■ Records provided

Start of Block

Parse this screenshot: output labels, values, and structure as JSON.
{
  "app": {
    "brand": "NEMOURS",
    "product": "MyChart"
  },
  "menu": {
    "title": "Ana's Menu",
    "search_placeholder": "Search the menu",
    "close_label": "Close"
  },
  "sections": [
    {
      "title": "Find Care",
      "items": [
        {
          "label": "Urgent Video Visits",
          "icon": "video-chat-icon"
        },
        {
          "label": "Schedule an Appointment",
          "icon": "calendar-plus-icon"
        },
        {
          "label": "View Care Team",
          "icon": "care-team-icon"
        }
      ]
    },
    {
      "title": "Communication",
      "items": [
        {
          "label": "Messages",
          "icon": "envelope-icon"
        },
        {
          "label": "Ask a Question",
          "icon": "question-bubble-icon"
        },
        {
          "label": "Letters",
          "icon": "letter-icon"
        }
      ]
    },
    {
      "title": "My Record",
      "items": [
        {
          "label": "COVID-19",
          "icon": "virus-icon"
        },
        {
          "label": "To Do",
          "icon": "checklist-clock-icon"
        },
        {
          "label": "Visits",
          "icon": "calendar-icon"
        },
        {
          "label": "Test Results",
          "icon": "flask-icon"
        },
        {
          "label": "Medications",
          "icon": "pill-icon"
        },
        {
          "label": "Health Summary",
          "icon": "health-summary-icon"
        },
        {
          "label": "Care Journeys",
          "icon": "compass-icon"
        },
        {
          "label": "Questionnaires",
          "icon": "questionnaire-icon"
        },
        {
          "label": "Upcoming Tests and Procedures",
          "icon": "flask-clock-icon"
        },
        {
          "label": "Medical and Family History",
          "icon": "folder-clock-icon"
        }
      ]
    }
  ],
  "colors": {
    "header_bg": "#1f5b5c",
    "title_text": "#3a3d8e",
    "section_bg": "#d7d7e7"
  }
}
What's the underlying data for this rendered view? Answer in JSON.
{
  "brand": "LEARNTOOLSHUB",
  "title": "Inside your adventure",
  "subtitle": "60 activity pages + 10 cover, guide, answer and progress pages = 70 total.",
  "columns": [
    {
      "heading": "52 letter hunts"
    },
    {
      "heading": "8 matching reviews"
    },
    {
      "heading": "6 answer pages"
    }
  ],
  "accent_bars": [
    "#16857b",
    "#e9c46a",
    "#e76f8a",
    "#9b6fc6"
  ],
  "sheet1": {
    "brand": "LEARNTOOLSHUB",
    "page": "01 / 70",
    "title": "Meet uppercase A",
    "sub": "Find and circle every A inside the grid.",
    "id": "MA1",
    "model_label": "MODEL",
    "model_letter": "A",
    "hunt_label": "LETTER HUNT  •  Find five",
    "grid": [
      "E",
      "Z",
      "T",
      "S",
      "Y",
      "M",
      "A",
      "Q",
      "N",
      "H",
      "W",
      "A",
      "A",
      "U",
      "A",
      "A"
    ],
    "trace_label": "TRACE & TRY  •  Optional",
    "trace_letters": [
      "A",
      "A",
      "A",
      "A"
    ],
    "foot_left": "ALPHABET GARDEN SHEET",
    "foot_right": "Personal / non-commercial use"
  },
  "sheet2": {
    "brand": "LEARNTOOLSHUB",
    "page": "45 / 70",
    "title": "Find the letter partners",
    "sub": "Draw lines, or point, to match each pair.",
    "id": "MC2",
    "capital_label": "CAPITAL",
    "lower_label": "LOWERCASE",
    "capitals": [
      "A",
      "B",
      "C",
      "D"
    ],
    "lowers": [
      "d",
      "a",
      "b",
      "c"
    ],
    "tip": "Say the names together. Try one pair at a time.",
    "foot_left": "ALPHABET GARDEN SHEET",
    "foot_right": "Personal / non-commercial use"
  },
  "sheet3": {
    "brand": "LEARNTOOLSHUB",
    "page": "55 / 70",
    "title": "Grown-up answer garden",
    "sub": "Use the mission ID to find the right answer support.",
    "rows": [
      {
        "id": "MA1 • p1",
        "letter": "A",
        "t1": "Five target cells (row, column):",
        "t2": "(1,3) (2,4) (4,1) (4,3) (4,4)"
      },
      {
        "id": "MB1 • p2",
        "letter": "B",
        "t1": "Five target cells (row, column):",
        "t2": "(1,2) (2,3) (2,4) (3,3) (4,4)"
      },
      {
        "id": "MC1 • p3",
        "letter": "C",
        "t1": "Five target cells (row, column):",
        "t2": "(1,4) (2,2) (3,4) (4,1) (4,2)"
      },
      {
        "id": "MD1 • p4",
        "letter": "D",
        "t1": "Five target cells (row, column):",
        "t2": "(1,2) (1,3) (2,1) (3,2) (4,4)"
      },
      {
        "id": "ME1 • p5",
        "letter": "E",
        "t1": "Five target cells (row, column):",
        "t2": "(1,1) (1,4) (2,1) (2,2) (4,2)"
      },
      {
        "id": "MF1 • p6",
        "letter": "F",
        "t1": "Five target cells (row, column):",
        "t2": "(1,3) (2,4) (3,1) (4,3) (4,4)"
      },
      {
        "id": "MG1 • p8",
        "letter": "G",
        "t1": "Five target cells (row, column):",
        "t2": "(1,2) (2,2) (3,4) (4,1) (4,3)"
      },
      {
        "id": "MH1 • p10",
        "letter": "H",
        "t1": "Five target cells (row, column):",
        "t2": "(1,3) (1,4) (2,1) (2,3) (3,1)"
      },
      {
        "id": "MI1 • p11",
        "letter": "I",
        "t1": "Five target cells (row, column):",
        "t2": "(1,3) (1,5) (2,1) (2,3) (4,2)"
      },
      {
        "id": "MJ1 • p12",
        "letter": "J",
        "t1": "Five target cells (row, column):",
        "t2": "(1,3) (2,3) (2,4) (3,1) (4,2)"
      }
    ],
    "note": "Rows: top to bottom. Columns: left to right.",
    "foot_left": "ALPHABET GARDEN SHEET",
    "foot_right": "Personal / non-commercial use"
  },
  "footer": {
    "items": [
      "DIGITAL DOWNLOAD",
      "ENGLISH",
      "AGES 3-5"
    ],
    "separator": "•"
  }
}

End of Block

■ Task requirements
Write the records out in full, exactly as they read above.

■ Answer to this problem
Parse this screenshot: output labels, values, and structure as JSON.
{
  "app": {
    "brand": "NEMOURS",
    "product": "MyChart"
  },
  "menu": {
    "title": "Ana's Menu",
    "search_placeholder": "Search the menu",
    "close_label": "Close"
  },
  "sections": [
    {
      "title": "Find Care",
      "items": [
        {
          "label": "Urgent Video Visits",
          "icon": "video-chat-icon"
        },
        {
          "label": "Schedule an Appointment",
          "icon": "calendar-plus-icon"
        },
        {
          "label": "View Care Team",
          "icon": "care-team-icon"
        }
      ]
    },
    {
      "title": "Communication",
      "items": [
        {
          "label": "Messages",
          "icon": "envelope-icon"
        },
        {
          "label": "Ask a Question",
          "icon": "question-bubble-icon"
        },
        {
          "label": "Letters",
          "icon": "letter-icon"
        }
      ]
    },
    {
      "title": "My Record",
      "items": [
        {
          "label": "COVID-19",
          "icon": "virus-icon"
        },
        {
          "label": "To Do",
          "icon": "checklist-clock-icon"
        },
        {
          "label": "Visits",
          "icon": "calendar-icon"
        },
        {
          "label": "Test Results",
          "icon": "flask-icon"
        },
        {
          "label": "Medications",
          "icon": "pill-icon"
        },
        {
          "label": "Health Summary",
          "icon": "health-summary-icon"
        },
        {
          "label": "Care Journeys",
          "icon": "compass-icon"
        },
        {
          "label": "Questionnaires",
          "icon": "questionnaire-icon"
        },
        {
          "label": "Upcoming Tests and Procedures",
          "icon": "flask-clock-icon"
        },
        {
          "label": "Medical and Family History",
          "icon": "folder-clock-icon"
        }
      ]
    }
  ],
  "colors": {
    "header_bg": "#1f5b5c",
    "title_text": "#3a3d8e",
    "section_bg": "#d7d7e7"
  }
}
What's the underlying data for this rendered view? Answer in JSON.
{
  "brand": "LEARNTOOLSHUB",
  "title": "Inside your adventure",
  "subtitle": "60 activity pages + 10 cover, guide, answer and progress pages = 70 total.",
  "columns": [
    {
      "heading": "52 letter hunts"
    },
    {
      "heading": "8 matching reviews"
    },
    {
      "heading": "6 answer pages"
    }
  ],
  "accent_bars": [
    "#16857b",
    "#e9c46a",
    "#e76f8a",
    "#9b6fc6"
  ],
  "sheet1": {
    "brand": "LEARNTOOLSHUB",
    "page": "01 / 70",
    "title": "Meet uppercase A",
    "sub": "Find and circle every A inside the grid.",
    "id": "MA1",
    "model_label": "MODEL",
    "model_letter": "A",
    "hunt_label": "LETTER HUNT  •  Find five",
    "grid": [
      "E",
      "Z",
      "T",
      "S",
      "Y",
      "M",
      "A",
      "Q",
      "N",
      "H",
      "W",
      "A",
      "A",
      "U",
      "A",
      "A"
    ],
    "trace_label": "TRACE & TRY  •  Optional",
    "trace_letters": [
      "A",
      "A",
      "A",
      "A"
    ],
    "foot_left": "ALPHABET GARDEN SHEET",
    "foot_right": "Personal / non-commercial use"
  },
  "sheet2": {
    "brand": "LEARNTOOLSHUB",
    "page": "45 / 70",
    "title": "Find the letter partners",
    "sub": "Draw lines, or point, to match each pair.",
    "id": "MC2",
    "capital_label": "CAPITAL",
    "lower_label": "LOWERCASE",
    "capitals": [
      "A",
      "B",
      "C",
      "D"
    ],
    "lowers": [
      "d",
      "a",
      "b",
      "c"
    ],
    "tip": "Say the names together. Try one pair at a time.",
    "foot_left": "ALPHABET GARDEN SHEET",
    "foot_right": "Personal / non-commercial use"
  },
  "sheet3": {
    "brand": "LEARNTOOLSHUB",
    "page": "55 / 70",
    "title": "Grown-up answer garden",
    "sub": "Use the mission ID to find the right answer support.",
    "rows": [
      {
        "id": "MA1 • p1",
        "letter": "A",
        "t1": "Five target cells (row, column):",
        "t2": "(1,3) (2,4) (4,1) (4,3) (4,4)"
      },
      {
        "id": "MB1 • p2",
        "letter": "B",
        "t1": "Five target cells (row, column):",
        "t2": "(1,2) (2,3) (2,4) (3,3) (4,4)"
      },
      {
        "id": "MC1 • p3",
        "letter": "C",
        "t1": "Five target cells (row, column):",
        "t2": "(1,4) (2,2) (3,4) (4,1) (4,2)"
      },
      {
        "id": "MD1 • p4",
        "letter": "D",
        "t1": "Five target cells (row, column):",
        "t2": "(1,2) (1,3) (2,1) (3,2) (4,4)"
      },
      {
        "id": "ME1 • p5",
        "letter": "E",
        "t1": "Five target cells (row, column):",
        "t2": "(1,1) (1,4) (2,1) (2,2) (4,2)"
      },
      {
        "id": "MF1 • p6",
        "letter": "F",
        "t1": "Five target cells (row, column):",
        "t2": "(1,3) (2,4) (3,1) (4,3) (4,4)"
      },
      {
        "id": "MG1 • p8",
        "letter": "G",
        "t1": "Five target cells (row, column):",
        "t2": "(1,2) (2,2) (3,4) (4,1) (4,3)"
      },
      {
        "id": "MH1 • p10",
        "letter": "H",
        "t1": "Five target cells (row, column):",
        "t2": "(1,3) (1,4) (2,1) (2,3) (3,1)"
      },
      {
        "id": "MI1 • p11",
        "letter": "I",
        "t1": "Five target cells (row, column):",
        "t2": "(1,3) (1,5) (2,1) (2,3) (4,2)"
      },
      {
        "id": "MJ1 • p12",
        "letter": "J",
        "t1": "Five target cells (row, column):",
        "t2": "(1,3) (2,3) (2,4) (3,1) (4,2)"
      }
    ],
    "note": "Rows: top to bottom. Columns: left to right.",
    "foot_left": "ALPHABET GARDEN SHEET",
    "foot_right": "Personal / non-commercial use"
  },
  "footer": {
    "items": [
      "DIGITAL DOWNLOAD",
      "ENGLISH",
      "AGES 3-5"
    ],
    "separator": "•"
  }
}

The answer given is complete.